◆ Task directions:
Reproduce the complete listing without any deviation.

◆ Material supplied:
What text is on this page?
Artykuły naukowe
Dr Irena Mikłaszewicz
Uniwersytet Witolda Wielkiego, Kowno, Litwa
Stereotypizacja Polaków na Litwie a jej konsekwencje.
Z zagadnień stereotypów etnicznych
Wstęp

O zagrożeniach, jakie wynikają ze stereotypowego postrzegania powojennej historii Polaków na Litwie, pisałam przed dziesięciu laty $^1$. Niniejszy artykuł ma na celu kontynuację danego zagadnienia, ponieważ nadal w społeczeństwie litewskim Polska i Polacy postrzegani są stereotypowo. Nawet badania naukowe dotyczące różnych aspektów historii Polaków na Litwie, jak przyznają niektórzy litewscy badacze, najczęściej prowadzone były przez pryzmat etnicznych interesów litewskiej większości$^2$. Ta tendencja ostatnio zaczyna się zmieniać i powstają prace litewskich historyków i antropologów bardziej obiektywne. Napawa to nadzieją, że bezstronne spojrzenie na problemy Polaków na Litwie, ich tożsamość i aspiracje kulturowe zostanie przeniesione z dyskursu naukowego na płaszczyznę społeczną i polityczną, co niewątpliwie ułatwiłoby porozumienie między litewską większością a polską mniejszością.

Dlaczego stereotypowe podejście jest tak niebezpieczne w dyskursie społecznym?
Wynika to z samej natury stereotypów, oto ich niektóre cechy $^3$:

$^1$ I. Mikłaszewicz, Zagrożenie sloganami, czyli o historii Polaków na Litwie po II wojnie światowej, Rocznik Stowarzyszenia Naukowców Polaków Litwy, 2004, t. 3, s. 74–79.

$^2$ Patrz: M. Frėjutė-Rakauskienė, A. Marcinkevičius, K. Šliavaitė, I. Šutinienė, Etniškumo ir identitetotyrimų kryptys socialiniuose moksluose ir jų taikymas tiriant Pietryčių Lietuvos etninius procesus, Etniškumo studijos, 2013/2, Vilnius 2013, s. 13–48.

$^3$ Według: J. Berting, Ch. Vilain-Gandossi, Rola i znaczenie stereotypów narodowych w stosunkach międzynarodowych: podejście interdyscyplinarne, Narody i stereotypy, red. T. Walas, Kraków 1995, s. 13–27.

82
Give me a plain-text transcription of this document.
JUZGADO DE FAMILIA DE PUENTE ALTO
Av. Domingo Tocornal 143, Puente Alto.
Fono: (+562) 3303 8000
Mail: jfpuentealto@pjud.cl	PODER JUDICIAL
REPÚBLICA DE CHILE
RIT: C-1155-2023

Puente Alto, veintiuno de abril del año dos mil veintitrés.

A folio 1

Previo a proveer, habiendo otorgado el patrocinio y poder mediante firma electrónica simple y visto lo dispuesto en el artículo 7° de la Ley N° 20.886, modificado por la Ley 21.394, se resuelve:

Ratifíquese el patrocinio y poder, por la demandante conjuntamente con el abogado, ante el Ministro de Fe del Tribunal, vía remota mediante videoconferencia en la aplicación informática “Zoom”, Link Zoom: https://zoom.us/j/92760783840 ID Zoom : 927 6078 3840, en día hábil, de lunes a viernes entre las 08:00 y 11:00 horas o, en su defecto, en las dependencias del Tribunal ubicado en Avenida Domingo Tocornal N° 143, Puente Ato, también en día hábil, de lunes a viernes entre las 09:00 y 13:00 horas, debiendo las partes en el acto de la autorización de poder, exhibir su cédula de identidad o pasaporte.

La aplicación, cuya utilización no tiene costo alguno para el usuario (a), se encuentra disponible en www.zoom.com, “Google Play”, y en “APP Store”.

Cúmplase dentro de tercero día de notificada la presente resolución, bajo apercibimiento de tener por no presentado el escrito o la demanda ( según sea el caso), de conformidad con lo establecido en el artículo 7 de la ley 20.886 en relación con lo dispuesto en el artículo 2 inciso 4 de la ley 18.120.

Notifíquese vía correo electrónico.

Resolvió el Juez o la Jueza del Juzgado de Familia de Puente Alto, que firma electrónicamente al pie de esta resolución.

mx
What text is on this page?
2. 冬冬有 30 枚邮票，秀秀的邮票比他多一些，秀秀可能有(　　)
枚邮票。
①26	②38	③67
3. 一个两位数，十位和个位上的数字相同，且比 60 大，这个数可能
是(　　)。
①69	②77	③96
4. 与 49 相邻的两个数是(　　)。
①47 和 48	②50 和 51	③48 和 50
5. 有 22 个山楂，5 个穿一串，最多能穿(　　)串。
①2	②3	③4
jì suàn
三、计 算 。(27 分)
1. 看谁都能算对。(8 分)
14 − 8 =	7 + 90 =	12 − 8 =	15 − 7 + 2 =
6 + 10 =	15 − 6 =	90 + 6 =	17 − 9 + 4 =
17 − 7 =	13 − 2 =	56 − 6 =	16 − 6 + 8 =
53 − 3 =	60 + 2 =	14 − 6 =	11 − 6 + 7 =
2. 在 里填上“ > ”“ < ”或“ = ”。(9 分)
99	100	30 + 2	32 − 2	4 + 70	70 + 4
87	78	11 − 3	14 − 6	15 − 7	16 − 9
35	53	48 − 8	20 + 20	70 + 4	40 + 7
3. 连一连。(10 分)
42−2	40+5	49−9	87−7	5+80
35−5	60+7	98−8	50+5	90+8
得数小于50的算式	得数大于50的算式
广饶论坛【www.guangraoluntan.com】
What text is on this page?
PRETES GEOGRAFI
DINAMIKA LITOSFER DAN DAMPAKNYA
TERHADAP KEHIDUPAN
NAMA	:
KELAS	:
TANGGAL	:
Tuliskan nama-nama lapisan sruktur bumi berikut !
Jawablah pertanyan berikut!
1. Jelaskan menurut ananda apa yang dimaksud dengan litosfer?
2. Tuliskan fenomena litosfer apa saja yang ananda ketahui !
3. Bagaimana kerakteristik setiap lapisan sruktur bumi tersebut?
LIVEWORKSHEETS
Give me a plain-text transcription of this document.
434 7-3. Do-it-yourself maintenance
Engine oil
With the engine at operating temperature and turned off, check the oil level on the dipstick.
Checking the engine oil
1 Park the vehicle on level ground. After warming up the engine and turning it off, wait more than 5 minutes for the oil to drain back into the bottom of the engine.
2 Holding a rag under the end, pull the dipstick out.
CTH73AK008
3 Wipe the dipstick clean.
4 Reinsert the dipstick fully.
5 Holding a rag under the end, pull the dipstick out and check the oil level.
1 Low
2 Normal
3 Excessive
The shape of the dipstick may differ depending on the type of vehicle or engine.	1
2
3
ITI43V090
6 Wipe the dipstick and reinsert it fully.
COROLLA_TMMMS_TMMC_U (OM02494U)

◆ The response:
What text is on this page?
Artykuły naukowe
Dr Irena Mikłaszewicz
Uniwersytet Witolda Wielkiego, Kowno, Litwa
Stereotypizacja Polaków na Litwie a jej konsekwencje.
Z zagadnień stereotypów etnicznych
Wstęp

O zagrożeniach, jakie wynikają ze stereotypowego postrzegania powojennej historii Polaków na Litwie, pisałam przed dziesięciu laty $^1$. Niniejszy artykuł ma na celu kontynuację danego zagadnienia, ponieważ nadal w społeczeństwie litewskim Polska i Polacy postrzegani są stereotypowo. Nawet badania naukowe dotyczące różnych aspektów historii Polaków na Litwie, jak przyznają niektórzy litewscy badacze, najczęściej prowadzone były przez pryzmat etnicznych interesów litewskiej większości$^2$. Ta tendencja ostatnio zaczyna się zmieniać i powstają prace litewskich historyków i antropologów bardziej obiektywne. Napawa to nadzieją, że bezstronne spojrzenie na problemy Polaków na Litwie, ich tożsamość i aspiracje kulturowe zostanie przeniesione z dyskursu naukowego na płaszczyznę społeczną i polityczną, co niewątpliwie ułatwiłoby porozumienie między litewską większością a polską mniejszością.

Dlaczego stereotypowe podejście jest tak niebezpieczne w dyskursie społecznym?
Wynika to z samej natury stereotypów, oto ich niektóre cechy $^3$:

$^1$ I. Mikłaszewicz, Zagrożenie sloganami, czyli o historii Polaków na Litwie po II wojnie światowej, Rocznik Stowarzyszenia Naukowców Polaków Litwy, 2004, t. 3, s. 74–79.

$^2$ Patrz: M. Frėjutė-Rakauskienė, A. Marcinkevičius, K. Šliavaitė, I. Šutinienė, Etniškumo ir identitetotyrimų kryptys socialiniuose moksluose ir jų taikymas tiriant Pietryčių Lietuvos etninius procesus, Etniškumo studijos, 2013/2, Vilnius 2013, s. 13–48.

$^3$ Według: J. Berting, Ch. Vilain-Gandossi, Rola i znaczenie stereotypów narodowych w stosunkach międzynarodowych: podejście interdyscyplinarne, Narody i stereotypy, red. T. Walas, Kraków 1995, s. 13–27.

82
Give me a plain-text transcription of this document.
JUZGADO DE FAMILIA DE PUENTE ALTO
Av. Domingo Tocornal 143, Puente Alto.
Fono: (+562) 3303 8000
Mail: jfpuentealto@pjud.cl	PODER JUDICIAL
REPÚBLICA DE CHILE
RIT: C-1155-2023

Puente Alto, veintiuno de abril del año dos mil veintitrés.

A folio 1

Previo a proveer, habiendo otorgado el patrocinio y poder mediante firma electrónica simple y visto lo dispuesto en el artículo 7° de la Ley N° 20.886, modificado por la Ley 21.394, se resuelve:

Ratifíquese el patrocinio y poder, por la demandante conjuntamente con el abogado, ante el Ministro de Fe del Tribunal, vía remota mediante videoconferencia en la aplicación informática “Zoom”, Link Zoom: https://zoom.us/j/92760783840 ID Zoom : 927 6078 3840, en día hábil, de lunes a viernes entre las 08:00 y 11:00 horas o, en su defecto, en las dependencias del Tribunal ubicado en Avenida Domingo Tocornal N° 143, Puente Ato, también en día hábil, de lunes a viernes entre las 09:00 y 13:00 horas, debiendo las partes en el acto de la autorización de poder, exhibir su cédula de identidad o pasaporte.

La aplicación, cuya utilización no tiene costo alguno para el usuario (a), se encuentra disponible en www.zoom.com, “Google Play”, y en “APP Store”.

Cúmplase dentro de tercero día de notificada la presente resolución, bajo apercibimiento de tener por no presentado el escrito o la demanda ( según sea el caso), de conformidad con lo establecido en el artículo 7 de la ley 20.886 en relación con lo dispuesto en el artículo 2 inciso 4 de la ley 18.120.

Notifíquese vía correo electrónico.

Resolvió el Juez o la Jueza del Juzgado de Familia de Puente Alto, que firma electrónicamente al pie de esta resolución.

mx
What text is on this page?
2. 冬冬有 30 枚邮票，秀秀的邮票比他多一些，秀秀可能有(　　)
枚邮票。
①26	②38	③67
3. 一个两位数，十位和个位上的数字相同，且比 60 大，这个数可能
是(　　)。
①69	②77	③96
4. 与 49 相邻的两个数是(　　)。
①47 和 48	②50 和 51	③48 和 50
5. 有 22 个山楂，5 个穿一串，最多能穿(　　)串。
①2	②3	③4
jì suàn
三、计 算 。(27 分)
1. 看谁都能算对。(8 分)
14 − 8 =	7 + 90 =	12 − 8 =	15 − 7 + 2 =
6 + 10 =	15 − 6 =	90 + 6 =	17 − 9 + 4 =
17 − 7 =	13 − 2 =	56 − 6 =	16 − 6 + 8 =
53 − 3 =	60 + 2 =	14 − 6 =	11 − 6 + 7 =
2. 在 里填上“ > ”“ < ”或“ = ”。(9 分)
99	100	30 + 2	32 − 2	4 + 70	70 + 4
87	78	11 − 3	14 − 6	15 − 7	16 − 9
35	53	48 − 8	20 + 20	70 + 4	40 + 7
3. 连一连。(10 分)
42−2	40+5	49−9	87−7	5+80
35−5	60+7	98−8	50+5	90+8
得数小于50的算式	得数大于50的算式
广饶论坛【www.guangraoluntan.com】
What text is on this page?
PRETES GEOGRAFI
DINAMIKA LITOSFER DAN DAMPAKNYA
TERHADAP KEHIDUPAN
NAMA	:
KELAS	:
TANGGAL	:
Tuliskan nama-nama lapisan sruktur bumi berikut !
Jawablah pertanyan berikut!
1. Jelaskan menurut ananda apa yang dimaksud dengan litosfer?
2. Tuliskan fenomena litosfer apa saja yang ananda ketahui !
3. Bagaimana kerakteristik setiap lapisan sruktur bumi tersebut?
LIVEWORKSHEETS
Give me a plain-text transcription of this document.
434 7-3. Do-it-yourself maintenance
Engine oil
With the engine at operating temperature and turned off, check the oil level on the dipstick.
Checking the engine oil
1 Park the vehicle on level ground. After warming up the engine and turning it off, wait more than 5 minutes for the oil to drain back into the bottom of the engine.
2 Holding a rag under the end, pull the dipstick out.
CTH73AK008
3 Wipe the dipstick clean.
4 Reinsert the dipstick fully.
5 Holding a rag under the end, pull the dipstick out and check the oil level.
1 Low
2 Normal
3 Excessive
The shape of the dipstick may differ depending on the type of vehicle or engine.	1
2
3
ITI43V090
6 Wipe the dipstick and reinsert it fully.
COROLLA_TMMMS_TMMC_U (OM02494U)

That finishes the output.